# [Task to carry out]
Below is a block of records; repeat all of them exactly.

# [Given data]
/---
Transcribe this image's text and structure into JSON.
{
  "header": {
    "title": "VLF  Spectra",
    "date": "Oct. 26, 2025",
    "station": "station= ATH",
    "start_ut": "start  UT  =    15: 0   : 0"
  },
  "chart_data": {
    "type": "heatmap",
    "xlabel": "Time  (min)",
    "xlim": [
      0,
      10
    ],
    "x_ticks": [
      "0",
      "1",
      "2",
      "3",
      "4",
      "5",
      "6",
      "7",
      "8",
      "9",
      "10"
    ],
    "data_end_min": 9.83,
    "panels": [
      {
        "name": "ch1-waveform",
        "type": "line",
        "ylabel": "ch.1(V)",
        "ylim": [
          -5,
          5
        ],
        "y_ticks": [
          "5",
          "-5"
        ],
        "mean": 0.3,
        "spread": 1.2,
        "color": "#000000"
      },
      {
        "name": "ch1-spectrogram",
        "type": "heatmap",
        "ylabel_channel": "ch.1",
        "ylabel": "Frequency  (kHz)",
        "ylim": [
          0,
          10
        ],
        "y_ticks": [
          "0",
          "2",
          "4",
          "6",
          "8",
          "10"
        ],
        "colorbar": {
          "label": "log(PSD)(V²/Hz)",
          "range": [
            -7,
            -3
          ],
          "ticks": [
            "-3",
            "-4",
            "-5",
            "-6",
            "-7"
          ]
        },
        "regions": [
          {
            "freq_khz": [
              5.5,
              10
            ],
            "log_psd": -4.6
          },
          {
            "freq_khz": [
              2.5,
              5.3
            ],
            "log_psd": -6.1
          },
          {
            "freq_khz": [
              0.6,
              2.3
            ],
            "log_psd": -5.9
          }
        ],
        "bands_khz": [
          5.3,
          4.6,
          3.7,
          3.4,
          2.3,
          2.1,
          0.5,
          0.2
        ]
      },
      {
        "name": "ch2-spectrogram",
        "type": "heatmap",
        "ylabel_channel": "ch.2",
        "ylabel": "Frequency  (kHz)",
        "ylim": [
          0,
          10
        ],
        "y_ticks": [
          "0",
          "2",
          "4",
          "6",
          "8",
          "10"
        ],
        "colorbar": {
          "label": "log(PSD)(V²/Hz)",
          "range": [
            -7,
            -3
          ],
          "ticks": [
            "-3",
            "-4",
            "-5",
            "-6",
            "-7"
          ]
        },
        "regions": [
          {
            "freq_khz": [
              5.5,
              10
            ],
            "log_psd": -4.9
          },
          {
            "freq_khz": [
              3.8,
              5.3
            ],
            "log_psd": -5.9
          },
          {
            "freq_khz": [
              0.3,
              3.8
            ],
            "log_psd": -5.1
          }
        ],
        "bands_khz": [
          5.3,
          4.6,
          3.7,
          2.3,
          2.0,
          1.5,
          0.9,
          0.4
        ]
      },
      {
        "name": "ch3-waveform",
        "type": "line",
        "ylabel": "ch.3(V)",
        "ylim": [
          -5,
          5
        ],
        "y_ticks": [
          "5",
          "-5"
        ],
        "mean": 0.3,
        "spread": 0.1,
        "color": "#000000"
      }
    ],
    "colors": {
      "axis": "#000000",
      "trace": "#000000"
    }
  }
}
\---
# [Task output]
Transcribe this image's text and structure into JSON.
{
  "header": {
    "title": "VLF  Spectra",
    "date": "Oct. 26, 2025",
    "station": "station= ATH",
    "start_ut": "start  UT  =    15: 0   : 0"
  },
  "chart_data": {
    "type": "heatmap",
    "xlabel": "Time  (min)",
    "xlim": [
      0,
      10
    ],
    "x_ticks": [
      "0",
      "1",
      "2",
      "3",
      "4",
      "5",
      "6",
      "7",
      "8",
      "9",
      "10"
    ],
    "data_end_min": 9.83,
    "panels": [
      {
        "name": "ch1-waveform",
        "type": "line",
        "ylabel": "ch.1(V)",
        "ylim": [
          -5,
          5
        ],
        "y_ticks": [
          "5",
          "-5"
        ],
        "mean": 0.3,
        "spread": 1.2,
        "color": "#000000"
      },
      {
        "name": "ch1-spectrogram",
        "type": "heatmap",
        "ylabel_channel": "ch.1",
        "ylabel": "Frequency  (kHz)",
        "ylim": [
          0,
          10
        ],
        "y_ticks": [
          "0",
          "2",
          "4",
          "6",
          "8",
          "10"
        ],
        "colorbar": {
          "label": "log(PSD)(V²/Hz)",
          "range": [
            -7,
            -3
          ],
          "ticks": [
            "-3",
            "-4",
            "-5",
            "-6",
            "-7"
          ]
        },
        "regions": [
          {
            "freq_khz": [
              5.5,
              10
            ],
            "log_psd": -4.6
          },
          {
            "freq_khz": [
              2.5,
              5.3
            ],
            "log_psd": -6.1
          },
          {
            "freq_khz": [
              0.6,
              2.3
            ],
            "log_psd": -5.9
          }
        ],
        "bands_khz": [
          5.3,
          4.6,
          3.7,
          3.4,
          2.3,
          2.1,
          0.5,
          0.2
        ]
      },
      {
        "name": "ch2-spectrogram",
        "type": "heatmap",
        "ylabel_channel": "ch.2",
        "ylabel": "Frequency  (kHz)",
        "ylim": [
          0,
          10
        ],
        "y_ticks": [
          "0",
          "2",
          "4",
          "6",
          "8",
          "10"
        ],
        "colorbar": {
          "label": "log(PSD)(V²/Hz)",
          "range": [
            -7,
            -3
          ],
          "ticks": [
            "-3",
            "-4",
            "-5",
            "-6",
            "-7"
          ]
        },
        "regions": [
          {
            "freq_khz": [
              5.5,
              10
            ],
            "log_psd": -4.9
          },
          {
            "freq_khz": [
              3.8,
              5.3
            ],
            "log_psd": -5.9
          },
          {
            "freq_khz": [
              0.3,
              3.8
            ],
            "log_psd": -5.1
          }
        ],
        "bands_khz": [
          5.3,
          4.6,
          3.7,
          2.3,
          2.0,
          1.5,
          0.9,
          0.4
        ]
      },
      {
        "name": "ch3-waveform",
        "type": "line",
        "ylabel": "ch.3(V)",
        "ylim": [
          -5,
          5
        ],
        "y_ticks": [
          "5",
          "-5"
        ],
        "mean": 0.3,
        "spread": 0.1,
        "color": "#000000"
      }
    ],
    "colors": {
      "axis": "#000000",
      "trace": "#000000"
    }
  }
}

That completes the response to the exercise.